Collection entries
___

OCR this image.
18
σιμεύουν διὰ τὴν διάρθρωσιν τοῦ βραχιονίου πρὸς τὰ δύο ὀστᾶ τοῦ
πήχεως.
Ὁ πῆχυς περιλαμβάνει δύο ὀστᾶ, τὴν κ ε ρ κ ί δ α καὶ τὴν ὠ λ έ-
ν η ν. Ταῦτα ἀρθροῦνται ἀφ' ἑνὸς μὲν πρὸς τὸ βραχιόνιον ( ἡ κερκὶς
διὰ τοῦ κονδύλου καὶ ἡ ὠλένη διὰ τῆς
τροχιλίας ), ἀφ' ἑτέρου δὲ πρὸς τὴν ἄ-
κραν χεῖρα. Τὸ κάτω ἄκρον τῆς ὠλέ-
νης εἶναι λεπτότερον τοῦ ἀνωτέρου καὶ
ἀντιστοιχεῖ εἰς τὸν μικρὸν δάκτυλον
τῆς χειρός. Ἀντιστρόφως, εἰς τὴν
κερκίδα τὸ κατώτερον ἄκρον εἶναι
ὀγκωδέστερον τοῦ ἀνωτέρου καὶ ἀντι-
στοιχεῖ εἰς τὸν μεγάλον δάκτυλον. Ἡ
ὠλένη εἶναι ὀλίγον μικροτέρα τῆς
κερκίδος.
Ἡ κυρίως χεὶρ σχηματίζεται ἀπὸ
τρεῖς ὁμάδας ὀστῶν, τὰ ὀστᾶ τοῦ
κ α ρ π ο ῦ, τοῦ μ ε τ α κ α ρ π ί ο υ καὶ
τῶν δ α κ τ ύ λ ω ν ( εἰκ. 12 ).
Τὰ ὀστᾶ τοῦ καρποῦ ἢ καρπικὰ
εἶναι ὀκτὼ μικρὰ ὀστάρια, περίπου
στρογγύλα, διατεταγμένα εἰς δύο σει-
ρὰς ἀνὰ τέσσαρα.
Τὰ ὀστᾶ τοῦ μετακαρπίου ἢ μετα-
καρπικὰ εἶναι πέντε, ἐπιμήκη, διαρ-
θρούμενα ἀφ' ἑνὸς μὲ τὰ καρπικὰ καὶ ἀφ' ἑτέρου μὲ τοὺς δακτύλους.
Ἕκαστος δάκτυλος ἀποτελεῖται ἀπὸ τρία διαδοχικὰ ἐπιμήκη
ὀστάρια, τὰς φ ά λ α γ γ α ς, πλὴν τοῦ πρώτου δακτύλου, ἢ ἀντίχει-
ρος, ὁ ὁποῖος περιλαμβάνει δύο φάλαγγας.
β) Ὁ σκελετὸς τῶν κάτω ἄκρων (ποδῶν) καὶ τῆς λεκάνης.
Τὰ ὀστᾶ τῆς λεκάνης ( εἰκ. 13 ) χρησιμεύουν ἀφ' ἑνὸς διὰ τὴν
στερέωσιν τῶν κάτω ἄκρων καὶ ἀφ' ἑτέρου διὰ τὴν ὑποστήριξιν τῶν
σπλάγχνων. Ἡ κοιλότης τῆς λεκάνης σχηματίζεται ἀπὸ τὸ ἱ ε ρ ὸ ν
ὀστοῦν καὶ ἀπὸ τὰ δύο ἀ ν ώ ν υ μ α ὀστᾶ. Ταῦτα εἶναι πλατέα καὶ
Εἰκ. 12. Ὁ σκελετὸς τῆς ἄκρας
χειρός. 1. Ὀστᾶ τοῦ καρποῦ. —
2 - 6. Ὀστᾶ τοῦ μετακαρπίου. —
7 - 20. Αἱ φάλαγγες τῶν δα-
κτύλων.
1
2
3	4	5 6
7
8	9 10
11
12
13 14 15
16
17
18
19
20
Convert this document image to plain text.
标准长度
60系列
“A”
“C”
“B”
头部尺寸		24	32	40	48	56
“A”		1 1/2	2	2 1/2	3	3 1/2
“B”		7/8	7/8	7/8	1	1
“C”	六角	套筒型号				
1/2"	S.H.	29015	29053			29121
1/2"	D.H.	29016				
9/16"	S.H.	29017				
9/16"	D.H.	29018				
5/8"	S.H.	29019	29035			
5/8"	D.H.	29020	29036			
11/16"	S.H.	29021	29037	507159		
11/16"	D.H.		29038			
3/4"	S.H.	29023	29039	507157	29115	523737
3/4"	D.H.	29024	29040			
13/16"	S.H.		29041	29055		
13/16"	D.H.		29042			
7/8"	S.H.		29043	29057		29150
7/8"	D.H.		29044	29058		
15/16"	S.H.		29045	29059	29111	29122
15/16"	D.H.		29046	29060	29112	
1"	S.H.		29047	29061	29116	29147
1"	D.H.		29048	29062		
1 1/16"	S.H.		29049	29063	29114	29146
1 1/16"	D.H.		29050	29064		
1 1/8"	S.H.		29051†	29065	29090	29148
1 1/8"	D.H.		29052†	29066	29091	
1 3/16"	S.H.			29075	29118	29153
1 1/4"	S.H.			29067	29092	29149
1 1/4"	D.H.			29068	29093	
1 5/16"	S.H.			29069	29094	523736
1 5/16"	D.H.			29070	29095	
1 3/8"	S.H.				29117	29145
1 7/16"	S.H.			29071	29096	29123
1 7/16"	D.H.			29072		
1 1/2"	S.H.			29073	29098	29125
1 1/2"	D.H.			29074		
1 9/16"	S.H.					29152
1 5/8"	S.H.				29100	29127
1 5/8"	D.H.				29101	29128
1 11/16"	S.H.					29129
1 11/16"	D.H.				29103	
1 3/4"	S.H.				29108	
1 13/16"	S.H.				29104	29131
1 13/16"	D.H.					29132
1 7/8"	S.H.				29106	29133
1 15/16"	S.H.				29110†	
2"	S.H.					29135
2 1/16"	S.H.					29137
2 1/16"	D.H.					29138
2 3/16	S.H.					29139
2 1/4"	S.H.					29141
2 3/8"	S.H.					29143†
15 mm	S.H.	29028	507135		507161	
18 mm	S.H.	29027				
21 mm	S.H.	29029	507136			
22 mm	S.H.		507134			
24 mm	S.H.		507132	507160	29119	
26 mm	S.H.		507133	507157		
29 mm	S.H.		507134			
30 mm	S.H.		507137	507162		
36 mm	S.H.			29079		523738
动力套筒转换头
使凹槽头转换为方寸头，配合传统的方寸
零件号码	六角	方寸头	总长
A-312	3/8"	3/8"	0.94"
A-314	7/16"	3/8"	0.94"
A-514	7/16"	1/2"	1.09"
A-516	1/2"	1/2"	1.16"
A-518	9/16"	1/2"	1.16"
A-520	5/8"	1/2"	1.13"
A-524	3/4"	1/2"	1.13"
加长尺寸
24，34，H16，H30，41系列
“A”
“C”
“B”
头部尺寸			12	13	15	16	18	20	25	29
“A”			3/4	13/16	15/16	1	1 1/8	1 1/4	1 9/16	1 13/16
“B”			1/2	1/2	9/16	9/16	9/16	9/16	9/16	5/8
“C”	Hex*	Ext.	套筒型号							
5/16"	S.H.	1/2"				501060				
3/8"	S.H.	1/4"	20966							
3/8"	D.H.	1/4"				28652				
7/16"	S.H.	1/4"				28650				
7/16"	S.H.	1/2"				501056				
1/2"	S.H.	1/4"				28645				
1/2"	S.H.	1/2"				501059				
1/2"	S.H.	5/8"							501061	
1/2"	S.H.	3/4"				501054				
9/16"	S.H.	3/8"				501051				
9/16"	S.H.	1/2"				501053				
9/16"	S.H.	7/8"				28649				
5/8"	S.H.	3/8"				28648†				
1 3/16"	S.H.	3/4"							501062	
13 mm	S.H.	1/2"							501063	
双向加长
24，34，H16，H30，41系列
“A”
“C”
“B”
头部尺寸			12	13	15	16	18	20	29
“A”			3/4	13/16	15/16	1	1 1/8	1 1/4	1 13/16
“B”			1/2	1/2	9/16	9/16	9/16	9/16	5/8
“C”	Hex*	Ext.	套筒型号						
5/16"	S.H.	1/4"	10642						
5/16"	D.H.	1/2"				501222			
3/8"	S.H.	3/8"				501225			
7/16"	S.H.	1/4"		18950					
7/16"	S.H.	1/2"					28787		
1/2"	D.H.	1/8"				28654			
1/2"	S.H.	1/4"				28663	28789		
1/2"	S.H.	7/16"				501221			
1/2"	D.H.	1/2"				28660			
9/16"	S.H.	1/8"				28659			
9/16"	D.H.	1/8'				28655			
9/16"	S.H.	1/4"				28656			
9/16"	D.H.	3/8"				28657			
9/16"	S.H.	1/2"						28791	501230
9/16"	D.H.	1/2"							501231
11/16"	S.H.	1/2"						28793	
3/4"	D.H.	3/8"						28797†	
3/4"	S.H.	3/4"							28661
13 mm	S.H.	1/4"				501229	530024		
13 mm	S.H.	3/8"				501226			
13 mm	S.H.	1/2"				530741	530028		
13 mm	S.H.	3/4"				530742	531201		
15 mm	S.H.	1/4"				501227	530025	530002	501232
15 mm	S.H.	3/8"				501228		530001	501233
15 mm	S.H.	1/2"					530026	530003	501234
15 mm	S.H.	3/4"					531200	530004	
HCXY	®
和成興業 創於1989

___

- **Objective**
Which lines of the material contain the string "περιλαμβάνει"? List each of them.

- **Reply**
Ὁ πῆχυς περιλαμβάνει δύο ὀστᾶ, τὴν κ ε ρ κ ί δ α καὶ τὴν ὠ λ έ-
ρος, ὁ ὁποῖος περιλαμβάνει δύο φάλαγγας.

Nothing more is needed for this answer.